Recorded data:
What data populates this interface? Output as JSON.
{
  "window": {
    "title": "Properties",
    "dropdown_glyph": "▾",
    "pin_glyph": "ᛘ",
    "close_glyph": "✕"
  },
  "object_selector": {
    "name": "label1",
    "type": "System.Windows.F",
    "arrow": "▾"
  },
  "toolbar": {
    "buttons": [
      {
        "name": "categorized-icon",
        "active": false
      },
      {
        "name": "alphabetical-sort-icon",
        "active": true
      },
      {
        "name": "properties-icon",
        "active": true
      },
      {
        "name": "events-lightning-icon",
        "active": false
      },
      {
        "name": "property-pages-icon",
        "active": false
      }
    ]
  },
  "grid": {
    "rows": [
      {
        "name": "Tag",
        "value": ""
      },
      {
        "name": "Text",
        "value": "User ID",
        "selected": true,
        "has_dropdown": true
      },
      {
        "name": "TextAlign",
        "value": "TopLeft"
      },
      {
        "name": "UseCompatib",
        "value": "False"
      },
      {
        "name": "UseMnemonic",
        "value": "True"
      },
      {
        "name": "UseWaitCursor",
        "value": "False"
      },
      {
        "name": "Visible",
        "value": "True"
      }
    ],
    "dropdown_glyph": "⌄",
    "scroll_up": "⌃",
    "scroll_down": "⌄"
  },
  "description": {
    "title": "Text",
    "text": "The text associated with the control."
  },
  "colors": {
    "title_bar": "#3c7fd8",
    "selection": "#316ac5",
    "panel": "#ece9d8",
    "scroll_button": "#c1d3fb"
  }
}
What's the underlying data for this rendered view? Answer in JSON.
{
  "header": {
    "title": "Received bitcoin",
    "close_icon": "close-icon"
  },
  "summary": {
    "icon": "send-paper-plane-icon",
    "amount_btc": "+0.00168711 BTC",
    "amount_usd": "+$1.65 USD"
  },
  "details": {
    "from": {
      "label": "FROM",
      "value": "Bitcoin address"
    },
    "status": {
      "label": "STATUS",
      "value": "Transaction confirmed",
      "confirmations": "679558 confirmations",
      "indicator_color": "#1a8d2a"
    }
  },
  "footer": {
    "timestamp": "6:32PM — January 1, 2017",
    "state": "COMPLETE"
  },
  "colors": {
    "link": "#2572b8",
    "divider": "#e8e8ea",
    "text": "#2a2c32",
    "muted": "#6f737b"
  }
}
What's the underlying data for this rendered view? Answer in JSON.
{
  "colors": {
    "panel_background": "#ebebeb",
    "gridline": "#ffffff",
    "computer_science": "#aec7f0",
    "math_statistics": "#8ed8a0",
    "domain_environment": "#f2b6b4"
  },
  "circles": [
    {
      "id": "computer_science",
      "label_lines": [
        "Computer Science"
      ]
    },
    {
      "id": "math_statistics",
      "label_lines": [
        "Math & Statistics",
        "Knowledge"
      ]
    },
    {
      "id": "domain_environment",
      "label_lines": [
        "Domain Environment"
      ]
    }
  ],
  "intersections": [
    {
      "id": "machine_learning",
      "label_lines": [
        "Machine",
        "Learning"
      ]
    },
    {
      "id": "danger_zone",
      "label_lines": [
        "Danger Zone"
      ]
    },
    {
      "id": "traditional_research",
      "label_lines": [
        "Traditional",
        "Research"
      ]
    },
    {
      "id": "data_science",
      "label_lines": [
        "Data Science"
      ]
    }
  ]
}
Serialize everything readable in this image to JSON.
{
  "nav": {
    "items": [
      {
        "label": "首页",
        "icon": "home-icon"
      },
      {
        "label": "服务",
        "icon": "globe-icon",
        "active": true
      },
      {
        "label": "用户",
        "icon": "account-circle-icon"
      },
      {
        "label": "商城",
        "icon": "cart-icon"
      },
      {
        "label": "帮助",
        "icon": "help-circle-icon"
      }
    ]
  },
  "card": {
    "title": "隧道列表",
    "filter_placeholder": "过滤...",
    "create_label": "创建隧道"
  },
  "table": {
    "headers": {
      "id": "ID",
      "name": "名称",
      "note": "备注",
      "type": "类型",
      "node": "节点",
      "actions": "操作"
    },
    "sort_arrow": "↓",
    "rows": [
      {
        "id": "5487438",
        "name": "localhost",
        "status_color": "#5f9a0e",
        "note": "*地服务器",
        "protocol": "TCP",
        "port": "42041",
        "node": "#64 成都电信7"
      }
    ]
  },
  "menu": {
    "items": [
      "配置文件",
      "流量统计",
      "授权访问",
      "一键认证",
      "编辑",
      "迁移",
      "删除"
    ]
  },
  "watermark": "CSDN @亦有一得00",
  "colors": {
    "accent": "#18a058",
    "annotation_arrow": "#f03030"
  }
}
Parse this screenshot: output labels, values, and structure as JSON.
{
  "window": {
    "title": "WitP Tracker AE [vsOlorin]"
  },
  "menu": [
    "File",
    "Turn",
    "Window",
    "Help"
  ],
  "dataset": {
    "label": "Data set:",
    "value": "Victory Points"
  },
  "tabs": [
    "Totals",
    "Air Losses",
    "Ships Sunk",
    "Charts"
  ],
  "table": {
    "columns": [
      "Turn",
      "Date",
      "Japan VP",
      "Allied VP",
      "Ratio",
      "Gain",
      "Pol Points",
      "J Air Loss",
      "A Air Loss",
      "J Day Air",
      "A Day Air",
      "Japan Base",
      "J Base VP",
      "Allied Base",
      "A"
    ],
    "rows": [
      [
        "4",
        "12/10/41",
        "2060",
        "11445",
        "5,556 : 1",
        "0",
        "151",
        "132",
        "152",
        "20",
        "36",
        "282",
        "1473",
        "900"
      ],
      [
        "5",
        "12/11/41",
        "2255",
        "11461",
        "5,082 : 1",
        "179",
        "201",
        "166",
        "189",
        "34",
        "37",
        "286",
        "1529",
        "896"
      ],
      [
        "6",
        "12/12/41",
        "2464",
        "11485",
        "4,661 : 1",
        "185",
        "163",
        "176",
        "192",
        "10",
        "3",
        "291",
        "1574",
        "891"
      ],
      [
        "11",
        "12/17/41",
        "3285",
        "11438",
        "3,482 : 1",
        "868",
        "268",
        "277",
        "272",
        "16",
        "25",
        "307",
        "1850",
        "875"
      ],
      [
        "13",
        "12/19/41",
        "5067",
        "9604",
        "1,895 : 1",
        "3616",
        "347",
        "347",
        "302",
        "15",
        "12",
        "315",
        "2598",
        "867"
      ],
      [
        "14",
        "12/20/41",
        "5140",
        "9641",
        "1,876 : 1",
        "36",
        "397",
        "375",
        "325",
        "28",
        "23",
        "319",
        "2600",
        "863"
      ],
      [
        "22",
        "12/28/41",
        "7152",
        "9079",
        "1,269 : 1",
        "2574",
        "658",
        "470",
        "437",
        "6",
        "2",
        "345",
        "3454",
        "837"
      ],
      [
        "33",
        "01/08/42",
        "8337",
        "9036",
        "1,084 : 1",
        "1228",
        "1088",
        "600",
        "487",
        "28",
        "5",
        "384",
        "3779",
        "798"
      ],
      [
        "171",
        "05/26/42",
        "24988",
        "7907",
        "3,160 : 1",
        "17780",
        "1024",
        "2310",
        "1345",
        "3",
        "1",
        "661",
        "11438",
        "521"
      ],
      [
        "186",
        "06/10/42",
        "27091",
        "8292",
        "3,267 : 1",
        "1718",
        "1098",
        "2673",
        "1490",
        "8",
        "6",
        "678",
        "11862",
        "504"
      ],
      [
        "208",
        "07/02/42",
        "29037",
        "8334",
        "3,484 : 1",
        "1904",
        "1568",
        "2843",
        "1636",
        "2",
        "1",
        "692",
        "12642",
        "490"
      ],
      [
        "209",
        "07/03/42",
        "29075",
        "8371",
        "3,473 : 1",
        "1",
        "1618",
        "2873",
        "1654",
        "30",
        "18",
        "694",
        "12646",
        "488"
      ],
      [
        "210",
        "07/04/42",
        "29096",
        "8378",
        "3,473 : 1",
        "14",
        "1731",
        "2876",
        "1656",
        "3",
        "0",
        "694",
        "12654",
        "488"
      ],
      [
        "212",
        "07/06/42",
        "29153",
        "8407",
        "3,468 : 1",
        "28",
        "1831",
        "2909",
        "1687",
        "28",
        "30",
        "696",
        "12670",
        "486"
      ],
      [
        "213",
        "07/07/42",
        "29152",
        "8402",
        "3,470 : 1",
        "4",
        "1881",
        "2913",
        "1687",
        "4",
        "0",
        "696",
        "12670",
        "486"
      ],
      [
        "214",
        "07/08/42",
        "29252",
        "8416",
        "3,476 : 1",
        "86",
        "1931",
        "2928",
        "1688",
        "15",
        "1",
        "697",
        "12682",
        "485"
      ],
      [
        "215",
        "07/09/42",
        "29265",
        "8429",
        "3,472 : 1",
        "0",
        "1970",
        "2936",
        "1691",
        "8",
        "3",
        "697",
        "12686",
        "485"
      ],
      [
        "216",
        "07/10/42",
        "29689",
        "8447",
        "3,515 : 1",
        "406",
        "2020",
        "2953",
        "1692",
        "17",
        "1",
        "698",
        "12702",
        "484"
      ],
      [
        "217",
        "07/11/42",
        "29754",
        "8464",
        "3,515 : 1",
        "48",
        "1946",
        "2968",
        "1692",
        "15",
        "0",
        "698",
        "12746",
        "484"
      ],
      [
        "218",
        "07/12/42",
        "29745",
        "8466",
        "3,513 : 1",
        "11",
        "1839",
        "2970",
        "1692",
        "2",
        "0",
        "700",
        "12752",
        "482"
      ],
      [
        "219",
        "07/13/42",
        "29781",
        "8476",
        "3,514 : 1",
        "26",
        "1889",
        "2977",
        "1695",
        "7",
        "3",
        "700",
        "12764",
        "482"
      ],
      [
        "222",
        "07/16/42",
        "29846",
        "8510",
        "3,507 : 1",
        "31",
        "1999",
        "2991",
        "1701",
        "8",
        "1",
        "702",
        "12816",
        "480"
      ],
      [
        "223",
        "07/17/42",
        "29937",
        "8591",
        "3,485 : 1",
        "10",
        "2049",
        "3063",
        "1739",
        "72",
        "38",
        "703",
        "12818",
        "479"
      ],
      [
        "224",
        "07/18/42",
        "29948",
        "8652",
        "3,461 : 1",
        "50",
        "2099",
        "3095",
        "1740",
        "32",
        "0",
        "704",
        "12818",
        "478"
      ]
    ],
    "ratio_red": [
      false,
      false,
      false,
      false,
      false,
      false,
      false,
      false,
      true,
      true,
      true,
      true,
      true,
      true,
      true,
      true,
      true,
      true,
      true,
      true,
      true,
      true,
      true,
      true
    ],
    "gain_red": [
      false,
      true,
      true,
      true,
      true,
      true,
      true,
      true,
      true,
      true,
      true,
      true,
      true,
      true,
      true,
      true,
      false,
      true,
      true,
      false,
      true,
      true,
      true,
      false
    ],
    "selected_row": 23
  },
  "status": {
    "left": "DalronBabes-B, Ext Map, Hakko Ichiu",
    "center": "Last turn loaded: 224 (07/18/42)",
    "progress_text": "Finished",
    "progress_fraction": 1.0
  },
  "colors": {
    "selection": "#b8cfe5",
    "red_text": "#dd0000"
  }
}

- **REQUIRED TASK**: Look through the material above. Copy each line where the word "selection" appears.

- **OUTPUT FOR THIS TASK**:
    "selection": "#316ac5",
    "selection": "#b8cfe5",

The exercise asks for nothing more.